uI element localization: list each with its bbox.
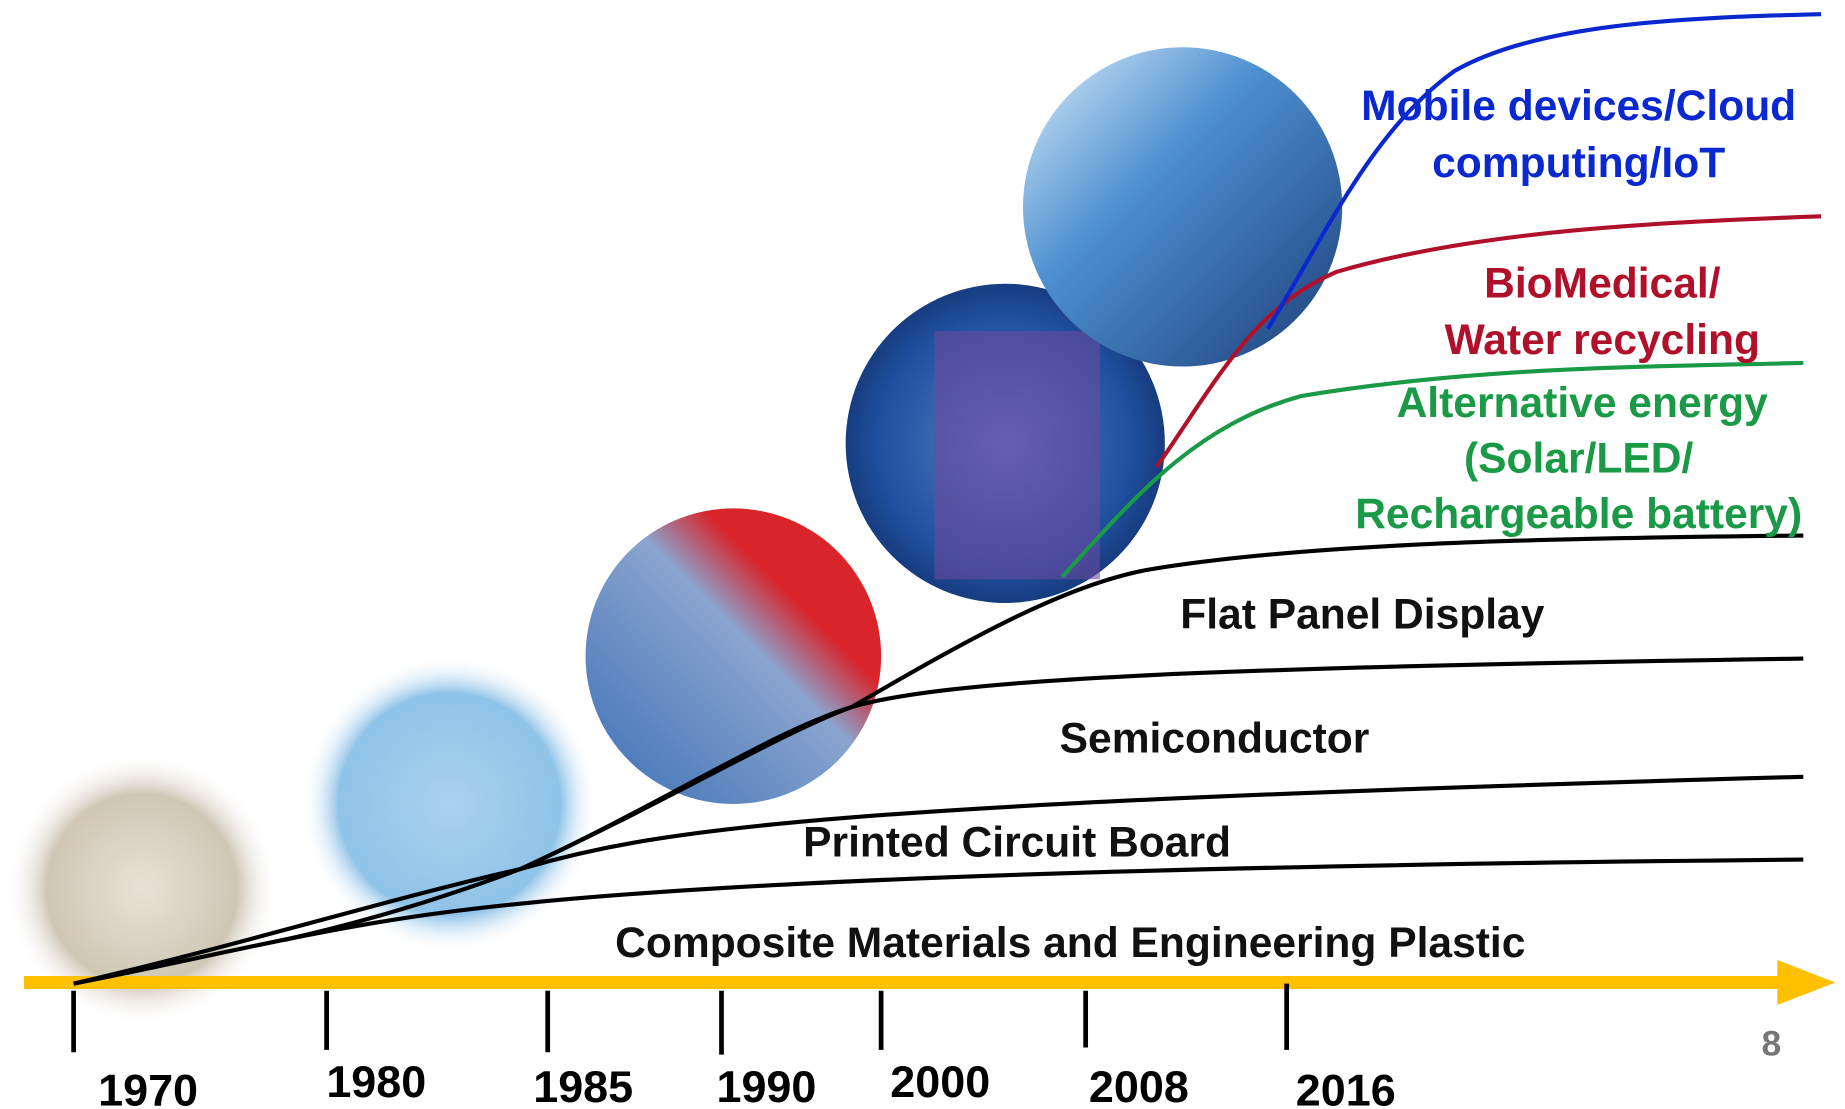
year-label: 1985 — [533, 1061, 633, 1109]
image-wafer — [585, 508, 882, 804]
year-label: 2000 — [890, 1056, 990, 1107]
curve-label: Flat Panel Display — [1180, 590, 1544, 638]
curve-pcb — [73, 774, 1804, 986]
image-panel-screen — [934, 331, 1100, 580]
curve-flat-panel — [519, 533, 1804, 871]
year-label: 1980 — [326, 1056, 426, 1107]
curve-label: (Solar/LED/ — [1464, 434, 1693, 482]
year-label: 1990 — [716, 1061, 816, 1109]
timeline: 1970 1980 1985 1990 2000 2008 2016 8 — [23, 960, 1836, 1109]
year-label: 2016 — [1296, 1064, 1396, 1109]
curve-label: Composite Materials and Engineering Plas… — [615, 919, 1525, 967]
curve-label: BioMedical/ — [1484, 259, 1721, 307]
curve-label: Rechargeable battery) — [1355, 490, 1802, 538]
curve-label: Alternative energy — [1397, 379, 1769, 427]
year-ticks — [71, 983, 1290, 1055]
curve-mobile — [1265, 12, 1822, 330]
curve-label: Water recycling — [1445, 316, 1760, 364]
decorative-images — [6, 47, 1343, 1026]
curve-biomedical — [1154, 214, 1822, 469]
curve-composite — [73, 857, 1804, 986]
curve-label: computing/IoT — [1432, 139, 1725, 187]
year-label: 2008 — [1089, 1061, 1189, 1109]
curve-label: Printed Circuit Board — [803, 819, 1231, 867]
timeline-arrowhead — [1777, 960, 1836, 1005]
curve-alternative-energy — [1060, 360, 1804, 579]
curve-label: Mobile devices/Cloud — [1361, 82, 1796, 130]
image-solar — [1022, 47, 1343, 367]
growth-curves — [73, 12, 1822, 986]
year-label: 1970 — [98, 1064, 198, 1109]
page-number: 8 — [1762, 1024, 1782, 1064]
curve-label: Semiconductor — [1060, 715, 1370, 763]
image-pcb — [301, 656, 598, 952]
curve-labels: Composite Materials and Engineering Plas… — [615, 82, 1802, 967]
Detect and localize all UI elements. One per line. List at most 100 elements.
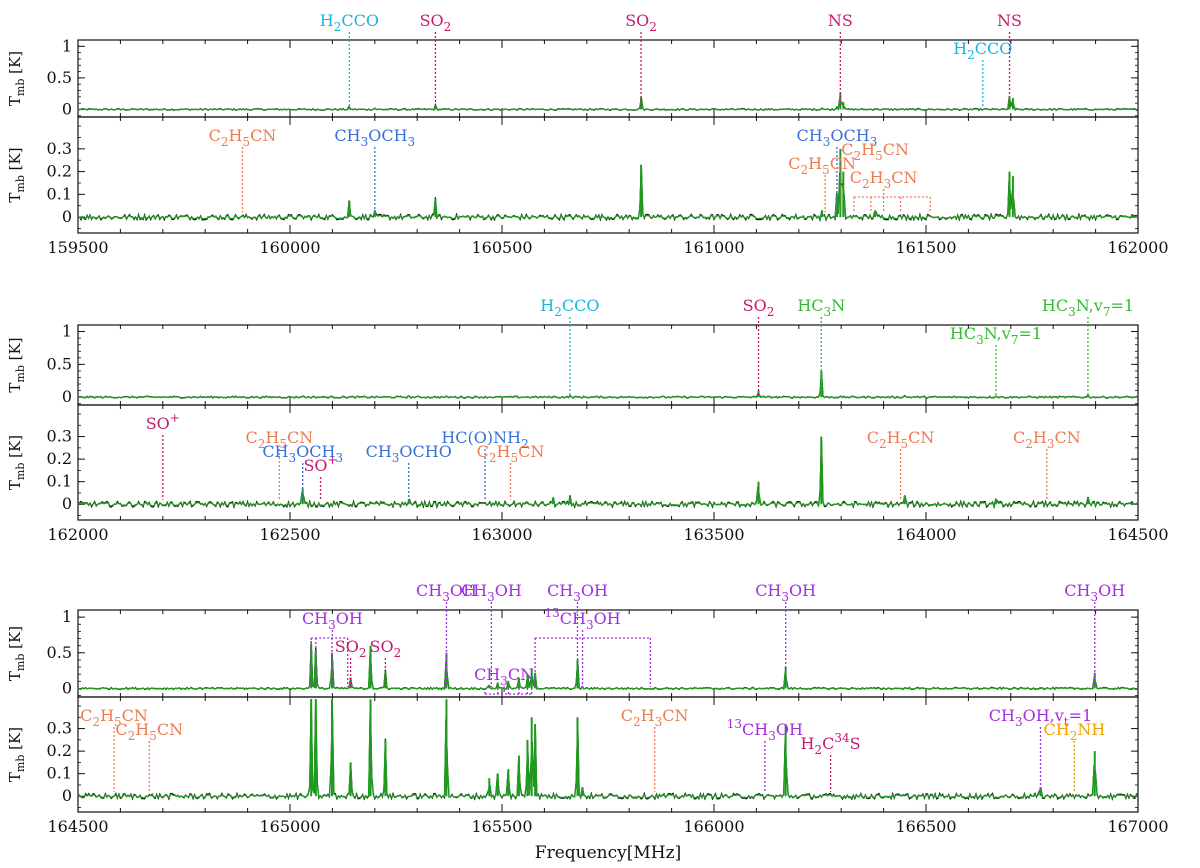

* * *

- Aim of the exercise -
Quote the lines verbatim, starting with the line that contains "year-label: 1985 — [533, 1061, 633, 1109]" and ending with the line that contains "year-label: 1990 — [716, 1061, 816, 1109]", both lines included.

- Final result -
year-label: 1985 — [533, 1061, 633, 1109]
image-wafer — [585, 508, 882, 804]
year-label: 2000 — [890, 1056, 990, 1107]
curve-label: Flat Panel Display — [1180, 590, 1544, 638]
curve-pcb — [73, 774, 1804, 986]
image-panel-screen — [934, 331, 1100, 580]
curve-flat-panel — [519, 533, 1804, 871]
year-label: 1980 — [326, 1056, 426, 1107]
curve-label: (Solar/LED/ — [1464, 434, 1693, 482]
year-label: 1990 — [716, 1061, 816, 1109]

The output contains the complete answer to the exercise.